Records supplied:
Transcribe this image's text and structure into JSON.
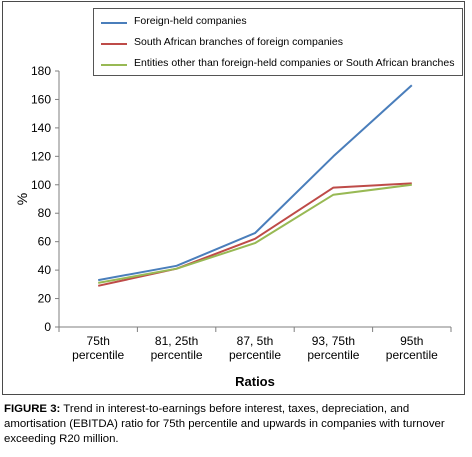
{
  "chart_data": {
    "type": "line",
    "categories": [
      [
        "75th",
        "percentile"
      ],
      [
        "81, 25th",
        "percentile"
      ],
      [
        "87, 5th",
        "percentile"
      ],
      [
        "93, 75th",
        "percentile"
      ],
      [
        "95th",
        "percentile"
      ]
    ],
    "series": [
      {
        "name": "Foreign-held companies",
        "color": "#4a7ebb",
        "values": [
          33,
          43,
          66,
          120,
          170
        ]
      },
      {
        "name": "South African branches of foreign companies",
        "color": "#be4b48",
        "values": [
          29,
          41,
          62,
          98,
          101
        ]
      },
      {
        "name": "Entities other than foreign-held companies or South African branches",
        "color": "#98b954",
        "values": [
          31,
          41,
          59,
          93,
          100
        ]
      }
    ],
    "xlabel": "Ratios",
    "ylabel": "%",
    "ylim": [
      0,
      180
    ],
    "yticks": [
      0,
      20,
      40,
      60,
      80,
      100,
      120,
      140,
      160,
      180
    ],
    "legend_position": "top",
    "grid": false
  },
  "caption": {
    "label": "FIGURE 3:",
    "text": " Trend in interest-to-earnings before interest, taxes, depreciation, and amortisation (EBITDA) ratio for 75th percentile and upwards in companies with turnover exceeding R20 million."
  }
}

Exercise brief: Reproduce the material above in full and without alteration, but skip all pictures.

Result of the exercise:
Transcribe this image's text and structure into JSON.
{
  "chart_data": {
    "type": "line",
    "categories": [
      [
        "75th",
        "percentile"
      ],
      [
        "81, 25th",
        "percentile"
      ],
      [
        "87, 5th",
        "percentile"
      ],
      [
        "93, 75th",
        "percentile"
      ],
      [
        "95th",
        "percentile"
      ]
    ],
    "series": [
      {
        "name": "Foreign-held companies",
        "color": "#4a7ebb",
        "values": [
          33,
          43,
          66,
          120,
          170
        ]
      },
      {
        "name": "South African branches of foreign companies",
        "color": "#be4b48",
        "values": [
          29,
          41,
          62,
          98,
          101
        ]
      },
      {
        "name": "Entities other than foreign-held companies or South African branches",
        "color": "#98b954",
        "values": [
          31,
          41,
          59,
          93,
          100
        ]
      }
    ],
    "xlabel": "Ratios",
    "ylabel": "%",
    "ylim": [
      0,
      180
    ],
    "yticks": [
      0,
      20,
      40,
      60,
      80,
      100,
      120,
      140,
      160,
      180
    ],
    "legend_position": "top",
    "grid": false
  },
  "caption": {
    "label": "FIGURE 3:",
    "text": " Trend in interest-to-earnings before interest, taxes, depreciation, and amortisation (EBITDA) ratio for 75th percentile and upwards in companies with turnover exceeding R20 million."
  }
}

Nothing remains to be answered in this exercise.